_Task_. Return every line below as is, leaving out the pictures.

* Start Data supplied *

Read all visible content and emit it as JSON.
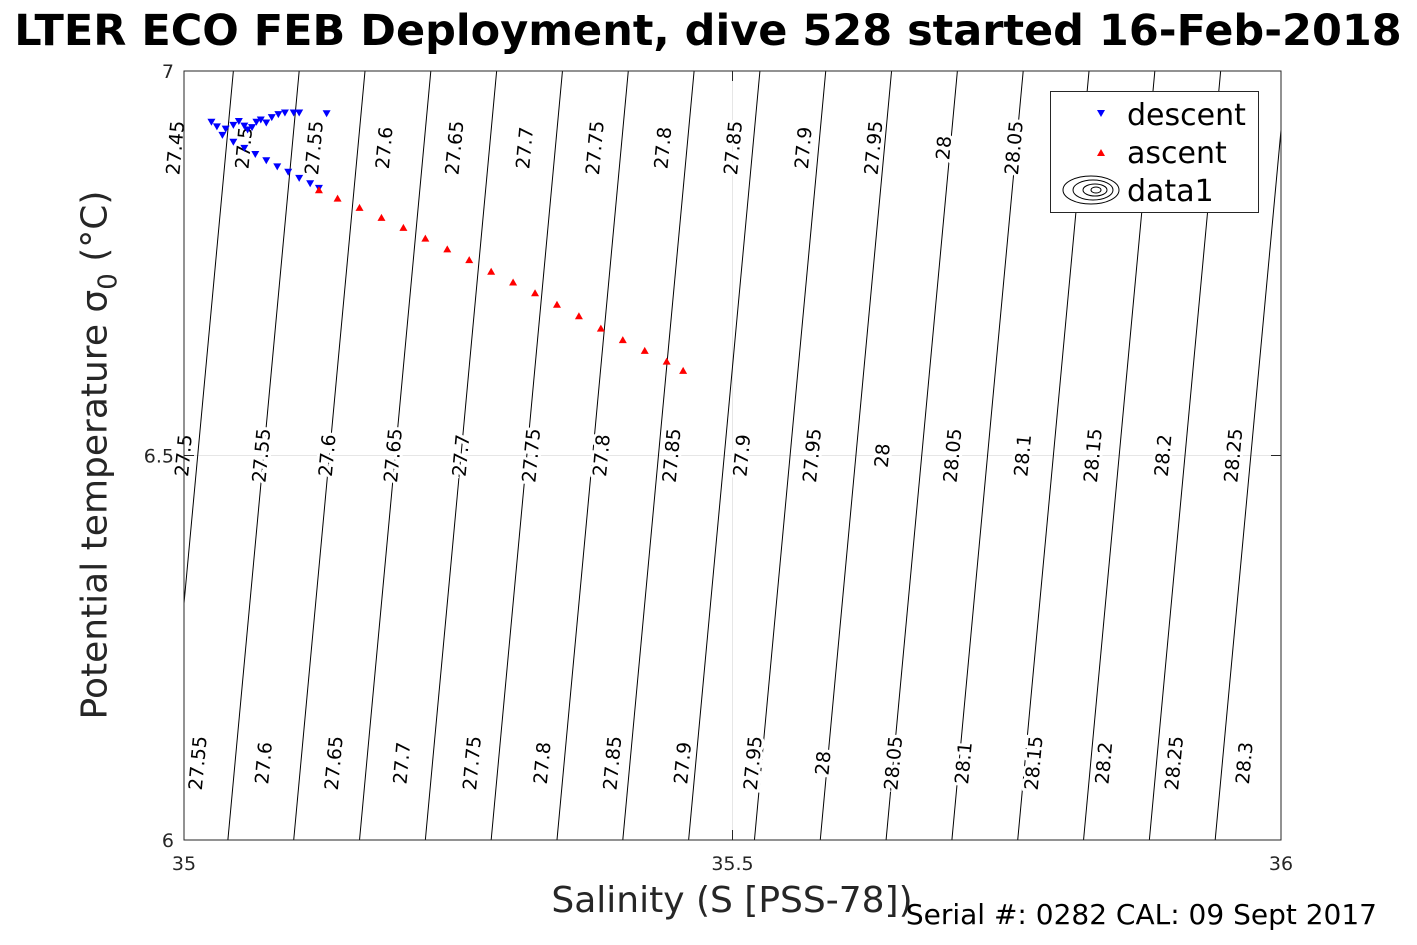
{
  "chart_data": {
    "type": "scatter",
    "title": "LTER ECO FEB Deployment, dive 528 started 16-Feb-2018",
    "xlabel": "Salinity (S [PSS-78])",
    "ylabel_main": "Potential temperature ",
    "ylabel_sigma": "σ",
    "ylabel_sub": "0",
    "ylabel_unit": " (°C)",
    "footer": "Serial #: 0282  CAL: 09 Sept 2017",
    "xlim": [
      35,
      36
    ],
    "ylim": [
      6,
      7
    ],
    "xticks": [
      "35",
      "35.5",
      "36"
    ],
    "yticks": [
      "6",
      "6.5",
      "7"
    ],
    "grid": "on",
    "legend_placement": "top-right",
    "legend": [
      {
        "label": "descent",
        "color": "#0000ff",
        "marker": "triangle-down"
      },
      {
        "label": "ascent",
        "color": "#ff0000",
        "marker": "triangle-up"
      },
      {
        "label": "data1",
        "color": "#000000",
        "marker": "contour"
      }
    ],
    "series": [
      {
        "name": "descent",
        "color": "#0000ff",
        "points": [
          [
            35.025,
            6.934
          ],
          [
            35.03,
            6.928
          ],
          [
            35.038,
            6.925
          ],
          [
            35.045,
            6.93
          ],
          [
            35.05,
            6.935
          ],
          [
            35.055,
            6.929
          ],
          [
            35.058,
            6.924
          ],
          [
            35.062,
            6.927
          ],
          [
            35.066,
            6.934
          ],
          [
            35.07,
            6.937
          ],
          [
            35.075,
            6.933
          ],
          [
            35.08,
            6.94
          ],
          [
            35.086,
            6.944
          ],
          [
            35.092,
            6.946
          ],
          [
            35.1,
            6.946
          ],
          [
            35.105,
            6.946
          ],
          [
            35.13,
            6.945
          ],
          [
            35.035,
            6.917
          ],
          [
            35.045,
            6.908
          ],
          [
            35.055,
            6.9
          ],
          [
            35.065,
            6.892
          ],
          [
            35.075,
            6.884
          ],
          [
            35.085,
            6.876
          ],
          [
            35.095,
            6.869
          ],
          [
            35.105,
            6.861
          ],
          [
            35.115,
            6.854
          ],
          [
            35.123,
            6.848
          ]
        ]
      },
      {
        "name": "ascent",
        "color": "#ff0000",
        "points": [
          [
            35.123,
            6.845
          ],
          [
            35.14,
            6.834
          ],
          [
            35.16,
            6.822
          ],
          [
            35.18,
            6.809
          ],
          [
            35.2,
            6.796
          ],
          [
            35.22,
            6.782
          ],
          [
            35.24,
            6.768
          ],
          [
            35.26,
            6.754
          ],
          [
            35.28,
            6.739
          ],
          [
            35.3,
            6.725
          ],
          [
            35.32,
            6.711
          ],
          [
            35.34,
            6.696
          ],
          [
            35.36,
            6.681
          ],
          [
            35.38,
            6.665
          ],
          [
            35.4,
            6.65
          ],
          [
            35.42,
            6.636
          ],
          [
            35.44,
            6.622
          ],
          [
            35.455,
            6.61
          ]
        ]
      }
    ],
    "contours": [
      {
        "level": "27.45",
        "s6": 34.92,
        "s7": 34.985,
        "labels": [
          [
            34.9925,
            6.9
          ]
        ]
      },
      {
        "level": "27.5",
        "s6": 34.98,
        "s7": 35.045,
        "labels": [
          [
            35.0,
            6.5
          ],
          [
            35.055,
            6.9
          ]
        ]
      },
      {
        "level": "27.55",
        "s6": 35.04,
        "s7": 35.105,
        "labels": [
          [
            35.013,
            6.1
          ],
          [
            35.071,
            6.5
          ],
          [
            35.119,
            6.9
          ]
        ]
      },
      {
        "level": "27.6",
        "s6": 35.1,
        "s7": 35.165,
        "labels": [
          [
            35.073,
            6.1
          ],
          [
            35.131,
            6.5
          ],
          [
            35.183,
            6.9
          ]
        ]
      },
      {
        "level": "27.65",
        "s6": 35.16,
        "s7": 35.225,
        "labels": [
          [
            35.137,
            6.1
          ],
          [
            35.191,
            6.5
          ],
          [
            35.247,
            6.9
          ]
        ]
      },
      {
        "level": "27.7",
        "s6": 35.22,
        "s7": 35.285,
        "labels": [
          [
            35.199,
            6.1
          ],
          [
            35.253,
            6.5
          ],
          [
            35.311,
            6.9
          ]
        ]
      },
      {
        "level": "27.75",
        "s6": 35.28,
        "s7": 35.345,
        "labels": [
          [
            35.263,
            6.1
          ],
          [
            35.317,
            6.5
          ],
          [
            35.375,
            6.9
          ]
        ]
      },
      {
        "level": "27.8",
        "s6": 35.34,
        "s7": 35.405,
        "labels": [
          [
            35.327,
            6.1
          ],
          [
            35.381,
            6.5
          ],
          [
            35.437,
            6.9
          ]
        ]
      },
      {
        "level": "27.85",
        "s6": 35.4,
        "s7": 35.465,
        "labels": [
          [
            35.391,
            6.1
          ],
          [
            35.445,
            6.5
          ],
          [
            35.501,
            6.9
          ]
        ]
      },
      {
        "level": "27.9",
        "s6": 35.46,
        "s7": 35.525,
        "labels": [
          [
            35.455,
            6.1
          ],
          [
            35.509,
            6.5
          ],
          [
            35.565,
            6.9
          ]
        ]
      },
      {
        "level": "27.95",
        "s6": 35.52,
        "s7": 35.585,
        "labels": [
          [
            35.519,
            6.1
          ],
          [
            35.573,
            6.5
          ],
          [
            35.629,
            6.9
          ]
        ]
      },
      {
        "level": "28",
        "s6": 35.58,
        "s7": 35.645,
        "labels": [
          [
            35.583,
            6.1
          ],
          [
            35.637,
            6.5
          ],
          [
            35.693,
            6.9
          ]
        ]
      },
      {
        "level": "28.05",
        "s6": 35.64,
        "s7": 35.705,
        "labels": [
          [
            35.647,
            6.1
          ],
          [
            35.701,
            6.5
          ],
          [
            35.757,
            6.9
          ]
        ]
      },
      {
        "level": "28.1",
        "s6": 35.7,
        "s7": 35.765,
        "labels": [
          [
            35.711,
            6.1
          ],
          [
            35.765,
            6.5
          ]
        ]
      },
      {
        "level": "28.15",
        "s6": 35.76,
        "s7": 35.825,
        "labels": [
          [
            35.775,
            6.1
          ],
          [
            35.829,
            6.5
          ]
        ]
      },
      {
        "level": "28.2",
        "s6": 35.82,
        "s7": 35.885,
        "labels": [
          [
            35.839,
            6.1
          ],
          [
            35.893,
            6.5
          ]
        ]
      },
      {
        "level": "28.25",
        "s6": 35.88,
        "s7": 35.945,
        "labels": [
          [
            35.903,
            6.1
          ],
          [
            35.957,
            6.5
          ]
        ]
      },
      {
        "level": "28.3",
        "s6": 35.94,
        "s7": 36.005,
        "labels": [
          [
            35.967,
            6.1
          ]
        ]
      },
      {
        "level": "",
        "s6": 36.0,
        "s7": 36.065,
        "labels": []
      },
      {
        "level": "",
        "s6": 36.06,
        "s7": 36.125,
        "labels": []
      }
    ]
  }
}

* End Data supplied *

_Final result_.
Read all visible content and emit it as JSON.
{
  "chart_data": {
    "type": "scatter",
    "title": "LTER ECO FEB Deployment, dive 528 started 16-Feb-2018",
    "xlabel": "Salinity (S [PSS-78])",
    "ylabel_main": "Potential temperature ",
    "ylabel_sigma": "σ",
    "ylabel_sub": "0",
    "ylabel_unit": " (°C)",
    "footer": "Serial #: 0282  CAL: 09 Sept 2017",
    "xlim": [
      35,
      36
    ],
    "ylim": [
      6,
      7
    ],
    "xticks": [
      "35",
      "35.5",
      "36"
    ],
    "yticks": [
      "6",
      "6.5",
      "7"
    ],
    "grid": "on",
    "legend_placement": "top-right",
    "legend": [
      {
        "label": "descent",
        "color": "#0000ff",
        "marker": "triangle-down"
      },
      {
        "label": "ascent",
        "color": "#ff0000",
        "marker": "triangle-up"
      },
      {
        "label": "data1",
        "color": "#000000",
        "marker": "contour"
      }
    ],
    "series": [
      {
        "name": "descent",
        "color": "#0000ff",
        "points": [
          [
            35.025,
            6.934
          ],
          [
            35.03,
            6.928
          ],
          [
            35.038,
            6.925
          ],
          [
            35.045,
            6.93
          ],
          [
            35.05,
            6.935
          ],
          [
            35.055,
            6.929
          ],
          [
            35.058,
            6.924
          ],
          [
            35.062,
            6.927
          ],
          [
            35.066,
            6.934
          ],
          [
            35.07,
            6.937
          ],
          [
            35.075,
            6.933
          ],
          [
            35.08,
            6.94
          ],
          [
            35.086,
            6.944
          ],
          [
            35.092,
            6.946
          ],
          [
            35.1,
            6.946
          ],
          [
            35.105,
            6.946
          ],
          [
            35.13,
            6.945
          ],
          [
            35.035,
            6.917
          ],
          [
            35.045,
            6.908
          ],
          [
            35.055,
            6.9
          ],
          [
            35.065,
            6.892
          ],
          [
            35.075,
            6.884
          ],
          [
            35.085,
            6.876
          ],
          [
            35.095,
            6.869
          ],
          [
            35.105,
            6.861
          ],
          [
            35.115,
            6.854
          ],
          [
            35.123,
            6.848
          ]
        ]
      },
      {
        "name": "ascent",
        "color": "#ff0000",
        "points": [
          [
            35.123,
            6.845
          ],
          [
            35.14,
            6.834
          ],
          [
            35.16,
            6.822
          ],
          [
            35.18,
            6.809
          ],
          [
            35.2,
            6.796
          ],
          [
            35.22,
            6.782
          ],
          [
            35.24,
            6.768
          ],
          [
            35.26,
            6.754
          ],
          [
            35.28,
            6.739
          ],
          [
            35.3,
            6.725
          ],
          [
            35.32,
            6.711
          ],
          [
            35.34,
            6.696
          ],
          [
            35.36,
            6.681
          ],
          [
            35.38,
            6.665
          ],
          [
            35.4,
            6.65
          ],
          [
            35.42,
            6.636
          ],
          [
            35.44,
            6.622
          ],
          [
            35.455,
            6.61
          ]
        ]
      }
    ],
    "contours": [
      {
        "level": "27.45",
        "s6": 34.92,
        "s7": 34.985,
        "labels": [
          [
            34.9925,
            6.9
          ]
        ]
      },
      {
        "level": "27.5",
        "s6": 34.98,
        "s7": 35.045,
        "labels": [
          [
            35.0,
            6.5
          ],
          [
            35.055,
            6.9
          ]
        ]
      },
      {
        "level": "27.55",
        "s6": 35.04,
        "s7": 35.105,
        "labels": [
          [
            35.013,
            6.1
          ],
          [
            35.071,
            6.5
          ],
          [
            35.119,
            6.9
          ]
        ]
      },
      {
        "level": "27.6",
        "s6": 35.1,
        "s7": 35.165,
        "labels": [
          [
            35.073,
            6.1
          ],
          [
            35.131,
            6.5
          ],
          [
            35.183,
            6.9
          ]
        ]
      },
      {
        "level": "27.65",
        "s6": 35.16,
        "s7": 35.225,
        "labels": [
          [
            35.137,
            6.1
          ],
          [
            35.191,
            6.5
          ],
          [
            35.247,
            6.9
          ]
        ]
      },
      {
        "level": "27.7",
        "s6": 35.22,
        "s7": 35.285,
        "labels": [
          [
            35.199,
            6.1
          ],
          [
            35.253,
            6.5
          ],
          [
            35.311,
            6.9
          ]
        ]
      },
      {
        "level": "27.75",
        "s6": 35.28,
        "s7": 35.345,
        "labels": [
          [
            35.263,
            6.1
          ],
          [
            35.317,
            6.5
          ],
          [
            35.375,
            6.9
          ]
        ]
      },
      {
        "level": "27.8",
        "s6": 35.34,
        "s7": 35.405,
        "labels": [
          [
            35.327,
            6.1
          ],
          [
            35.381,
            6.5
          ],
          [
            35.437,
            6.9
          ]
        ]
      },
      {
        "level": "27.85",
        "s6": 35.4,
        "s7": 35.465,
        "labels": [
          [
            35.391,
            6.1
          ],
          [
            35.445,
            6.5
          ],
          [
            35.501,
            6.9
          ]
        ]
      },
      {
        "level": "27.9",
        "s6": 35.46,
        "s7": 35.525,
        "labels": [
          [
            35.455,
            6.1
          ],
          [
            35.509,
            6.5
          ],
          [
            35.565,
            6.9
          ]
        ]
      },
      {
        "level": "27.95",
        "s6": 35.52,
        "s7": 35.585,
        "labels": [
          [
            35.519,
            6.1
          ],
          [
            35.573,
            6.5
          ],
          [
            35.629,
            6.9
          ]
        ]
      },
      {
        "level": "28",
        "s6": 35.58,
        "s7": 35.645,
        "labels": [
          [
            35.583,
            6.1
          ],
          [
            35.637,
            6.5
          ],
          [
            35.693,
            6.9
          ]
        ]
      },
      {
        "level": "28.05",
        "s6": 35.64,
        "s7": 35.705,
        "labels": [
          [
            35.647,
            6.1
          ],
          [
            35.701,
            6.5
          ],
          [
            35.757,
            6.9
          ]
        ]
      },
      {
        "level": "28.1",
        "s6": 35.7,
        "s7": 35.765,
        "labels": [
          [
            35.711,
            6.1
          ],
          [
            35.765,
            6.5
          ]
        ]
      },
      {
        "level": "28.15",
        "s6": 35.76,
        "s7": 35.825,
        "labels": [
          [
            35.775,
            6.1
          ],
          [
            35.829,
            6.5
          ]
        ]
      },
      {
        "level": "28.2",
        "s6": 35.82,
        "s7": 35.885,
        "labels": [
          [
            35.839,
            6.1
          ],
          [
            35.893,
            6.5
          ]
        ]
      },
      {
        "level": "28.25",
        "s6": 35.88,
        "s7": 35.945,
        "labels": [
          [
            35.903,
            6.1
          ],
          [
            35.957,
            6.5
          ]
        ]
      },
      {
        "level": "28.3",
        "s6": 35.94,
        "s7": 36.005,
        "labels": [
          [
            35.967,
            6.1
          ]
        ]
      },
      {
        "level": "",
        "s6": 36.0,
        "s7": 36.065,
        "labels": []
      },
      {
        "level": "",
        "s6": 36.06,
        "s7": 36.125,
        "labels": []
      }
    ]
  }
}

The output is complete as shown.